● **Document extract**:
+++++

11  Advanced Access Control Lab

Enterprise-Grade Security Patterns for IoT

Learning Objectives

After completing this advanced lab, you will be able to:

• Implement capability-based access control with fine-grained bit-flag permissions beyond simple role hierarchies
• Design session management systems with time-limited access tokens and automatic expiration
• Build privilege escalation prevention mechanisms that detect and block unauthorized access attempts
• Apply attribute-based access decisions using contextual factors such as time, location, and device state
• Manage the full token lifecycle including creation, validation, renewal, and revocation
• Implement separation of duties controls requiring multiple users for sensitive operations

For Beginners: Advanced Access Control Lab

Access control determines what each user or device is allowed to do in an IoT system. Think of a hospital where doctors, nurses, and visitors each have different access levels – doctors can prescribe medication, nurses can administer it, and visitors can only visit patients. Similarly, IoT access control ensures each device and user can only perform actions appropriate to their role.

Sensor Squad: Leveling Up Our Security!

+++++

(Dataset entries)
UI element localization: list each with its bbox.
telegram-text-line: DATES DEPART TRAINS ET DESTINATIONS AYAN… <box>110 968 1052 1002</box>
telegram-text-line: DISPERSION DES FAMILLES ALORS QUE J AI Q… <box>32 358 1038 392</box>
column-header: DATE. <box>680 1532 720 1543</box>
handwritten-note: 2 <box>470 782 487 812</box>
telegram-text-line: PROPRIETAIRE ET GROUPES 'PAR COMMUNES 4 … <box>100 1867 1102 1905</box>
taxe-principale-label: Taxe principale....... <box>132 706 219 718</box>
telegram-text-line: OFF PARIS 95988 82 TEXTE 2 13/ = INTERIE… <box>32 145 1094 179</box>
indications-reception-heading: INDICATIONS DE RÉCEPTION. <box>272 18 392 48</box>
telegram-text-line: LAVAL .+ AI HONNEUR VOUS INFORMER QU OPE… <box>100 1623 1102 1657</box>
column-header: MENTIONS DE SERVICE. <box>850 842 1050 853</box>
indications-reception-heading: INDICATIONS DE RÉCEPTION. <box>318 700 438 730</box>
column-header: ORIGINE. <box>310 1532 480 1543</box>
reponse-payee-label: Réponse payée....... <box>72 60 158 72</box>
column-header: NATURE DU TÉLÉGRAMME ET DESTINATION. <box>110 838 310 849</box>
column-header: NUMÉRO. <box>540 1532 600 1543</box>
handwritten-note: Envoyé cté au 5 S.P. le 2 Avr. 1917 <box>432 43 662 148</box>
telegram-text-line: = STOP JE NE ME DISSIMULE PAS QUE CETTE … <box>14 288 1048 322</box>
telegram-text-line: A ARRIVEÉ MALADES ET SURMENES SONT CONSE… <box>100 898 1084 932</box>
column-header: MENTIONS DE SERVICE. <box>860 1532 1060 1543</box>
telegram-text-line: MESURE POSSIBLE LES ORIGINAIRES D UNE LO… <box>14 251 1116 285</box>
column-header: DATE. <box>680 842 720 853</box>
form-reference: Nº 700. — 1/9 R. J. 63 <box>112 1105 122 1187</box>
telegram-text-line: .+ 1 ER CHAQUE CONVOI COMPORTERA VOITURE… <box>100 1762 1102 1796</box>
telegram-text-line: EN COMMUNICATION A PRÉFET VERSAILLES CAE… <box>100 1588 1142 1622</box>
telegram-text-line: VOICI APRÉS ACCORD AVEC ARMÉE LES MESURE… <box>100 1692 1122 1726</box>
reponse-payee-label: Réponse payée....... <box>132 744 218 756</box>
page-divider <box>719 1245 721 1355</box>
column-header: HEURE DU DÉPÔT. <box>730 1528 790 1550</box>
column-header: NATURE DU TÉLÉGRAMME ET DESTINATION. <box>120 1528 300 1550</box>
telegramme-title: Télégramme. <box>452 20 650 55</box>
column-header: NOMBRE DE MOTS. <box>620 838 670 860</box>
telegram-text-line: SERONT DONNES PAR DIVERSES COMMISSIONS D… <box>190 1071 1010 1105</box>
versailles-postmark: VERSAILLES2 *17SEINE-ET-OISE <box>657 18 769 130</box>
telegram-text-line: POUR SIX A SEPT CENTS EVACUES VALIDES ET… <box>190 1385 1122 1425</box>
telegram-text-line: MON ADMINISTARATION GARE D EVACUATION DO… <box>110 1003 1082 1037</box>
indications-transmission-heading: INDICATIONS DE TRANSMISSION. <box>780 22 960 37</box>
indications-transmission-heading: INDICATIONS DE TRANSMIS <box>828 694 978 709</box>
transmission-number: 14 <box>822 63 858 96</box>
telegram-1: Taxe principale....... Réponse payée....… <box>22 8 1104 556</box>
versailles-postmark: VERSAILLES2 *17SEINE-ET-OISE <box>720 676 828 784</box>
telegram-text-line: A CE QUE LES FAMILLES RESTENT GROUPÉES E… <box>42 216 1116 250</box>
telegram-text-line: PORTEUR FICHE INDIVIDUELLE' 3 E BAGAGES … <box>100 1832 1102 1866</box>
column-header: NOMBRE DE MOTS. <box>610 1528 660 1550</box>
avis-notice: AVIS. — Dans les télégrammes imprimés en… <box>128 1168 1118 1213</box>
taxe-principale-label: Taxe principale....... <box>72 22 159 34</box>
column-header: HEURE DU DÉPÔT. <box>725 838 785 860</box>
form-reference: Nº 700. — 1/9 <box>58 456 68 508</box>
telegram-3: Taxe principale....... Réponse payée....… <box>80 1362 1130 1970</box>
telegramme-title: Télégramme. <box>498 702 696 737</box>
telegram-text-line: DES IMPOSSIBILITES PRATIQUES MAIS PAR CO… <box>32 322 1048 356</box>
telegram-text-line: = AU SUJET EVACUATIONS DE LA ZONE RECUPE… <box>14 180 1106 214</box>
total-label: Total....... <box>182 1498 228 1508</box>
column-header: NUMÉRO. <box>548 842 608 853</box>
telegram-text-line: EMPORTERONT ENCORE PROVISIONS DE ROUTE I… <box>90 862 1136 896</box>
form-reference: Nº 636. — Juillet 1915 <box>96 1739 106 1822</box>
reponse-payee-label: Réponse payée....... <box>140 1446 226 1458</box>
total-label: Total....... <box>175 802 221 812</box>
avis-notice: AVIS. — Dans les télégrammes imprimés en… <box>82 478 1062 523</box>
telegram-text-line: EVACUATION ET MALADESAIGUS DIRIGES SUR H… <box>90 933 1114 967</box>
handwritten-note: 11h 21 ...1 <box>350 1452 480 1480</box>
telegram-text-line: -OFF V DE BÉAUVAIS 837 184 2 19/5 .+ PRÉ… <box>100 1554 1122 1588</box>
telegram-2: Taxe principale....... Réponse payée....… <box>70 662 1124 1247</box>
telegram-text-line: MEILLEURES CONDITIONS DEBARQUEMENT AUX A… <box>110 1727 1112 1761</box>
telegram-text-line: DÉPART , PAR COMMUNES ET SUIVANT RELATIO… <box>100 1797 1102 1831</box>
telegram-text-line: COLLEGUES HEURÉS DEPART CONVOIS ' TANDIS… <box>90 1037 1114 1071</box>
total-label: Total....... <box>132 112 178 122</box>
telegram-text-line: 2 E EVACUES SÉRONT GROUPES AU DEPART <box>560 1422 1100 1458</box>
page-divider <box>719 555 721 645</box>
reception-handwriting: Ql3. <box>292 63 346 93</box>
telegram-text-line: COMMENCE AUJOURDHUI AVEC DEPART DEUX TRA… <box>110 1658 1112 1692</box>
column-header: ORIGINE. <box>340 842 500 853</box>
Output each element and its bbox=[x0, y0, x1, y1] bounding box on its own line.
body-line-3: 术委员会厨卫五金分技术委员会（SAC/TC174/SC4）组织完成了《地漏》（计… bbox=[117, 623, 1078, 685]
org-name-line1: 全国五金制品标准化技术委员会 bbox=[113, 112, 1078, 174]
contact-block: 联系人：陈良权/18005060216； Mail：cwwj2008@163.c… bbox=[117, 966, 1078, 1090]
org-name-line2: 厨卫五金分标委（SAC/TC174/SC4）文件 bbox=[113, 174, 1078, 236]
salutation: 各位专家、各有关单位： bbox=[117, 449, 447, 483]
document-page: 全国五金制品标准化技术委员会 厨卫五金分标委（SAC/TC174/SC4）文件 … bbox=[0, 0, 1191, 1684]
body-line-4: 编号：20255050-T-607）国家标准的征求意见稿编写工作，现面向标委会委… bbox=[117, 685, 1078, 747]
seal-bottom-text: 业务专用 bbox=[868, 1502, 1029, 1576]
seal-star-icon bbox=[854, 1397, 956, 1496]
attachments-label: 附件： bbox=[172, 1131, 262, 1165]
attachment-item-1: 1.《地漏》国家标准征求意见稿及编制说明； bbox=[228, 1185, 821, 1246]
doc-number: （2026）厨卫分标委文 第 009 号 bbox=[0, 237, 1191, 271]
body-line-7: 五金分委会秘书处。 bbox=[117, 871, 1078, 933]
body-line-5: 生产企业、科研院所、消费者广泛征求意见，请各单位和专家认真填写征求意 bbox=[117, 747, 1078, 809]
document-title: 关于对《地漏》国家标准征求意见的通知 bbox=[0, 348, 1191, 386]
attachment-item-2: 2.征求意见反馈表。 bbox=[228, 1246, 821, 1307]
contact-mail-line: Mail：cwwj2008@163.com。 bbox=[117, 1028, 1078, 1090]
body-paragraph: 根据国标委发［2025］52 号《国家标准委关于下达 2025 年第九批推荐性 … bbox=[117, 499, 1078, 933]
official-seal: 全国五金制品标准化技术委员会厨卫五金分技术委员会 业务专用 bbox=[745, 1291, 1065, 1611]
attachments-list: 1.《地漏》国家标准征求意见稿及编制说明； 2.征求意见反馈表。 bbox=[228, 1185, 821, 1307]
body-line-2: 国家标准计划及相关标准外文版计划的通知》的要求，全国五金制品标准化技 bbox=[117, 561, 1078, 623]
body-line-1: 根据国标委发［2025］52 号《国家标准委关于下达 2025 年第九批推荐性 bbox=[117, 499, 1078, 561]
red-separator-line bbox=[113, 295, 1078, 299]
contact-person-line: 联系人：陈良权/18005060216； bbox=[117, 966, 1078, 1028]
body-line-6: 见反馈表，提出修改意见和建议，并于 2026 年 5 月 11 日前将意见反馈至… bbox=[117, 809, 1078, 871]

+++++

● **Tasks**:
- a) List the stages of the token lifecycle named in the access control lab page.
- b) Answer these questions from the access control lab page:
(i) In the hospital comparison, who can prescribe medication?
(ii) What kind of permissions does the capability-based access control objective mention?
(iii) What do separation of duties controls require for sensitive operations?
- c) Extend the access control lab page past its final heading.

● **Numbered answers**:
- a) Creation, validation, renewal, revocation

- b)
(i) Doctors
(ii) Fine-grained bit-flag permissions
(iii) Multiple users

- c)
“We have mastered the basics of access control,” Max the Microcontroller announced. “Now it is time for the advanced stuff! Think of basic access control like having three keys: guest, user, and admin. Advanced access control is like having a customizable key ring where each key only opens specific doors.”

Sammy the Sensor added, “Capability-based access control lets us define exactly what each person or device can do. Instead of ‘you are a User, so you get all User permissions,’ it is ‘you can read sensor A and sensor B, but not sensor C, and you can control actuator X but not actuator Y.’ Much more precise!”

“Session management adds time-based security,” Lila the LED explained. “Your access expires after a set period, like a parking meter. And attribute-based decisions mean the same person might get different access depending on WHEN and WHERE they are. A maintenance worker might have full access during business hours but read-only access at night.”

“This lab walks through building all of these features on real ESP32 hardware,” Bella the Battery said. “The focused chapters break it into manageable pieces: first learn the concepts, then build the code, then test with knowledge checks. By the end, you will have built a security system that would not be out of place in a real enterprise!”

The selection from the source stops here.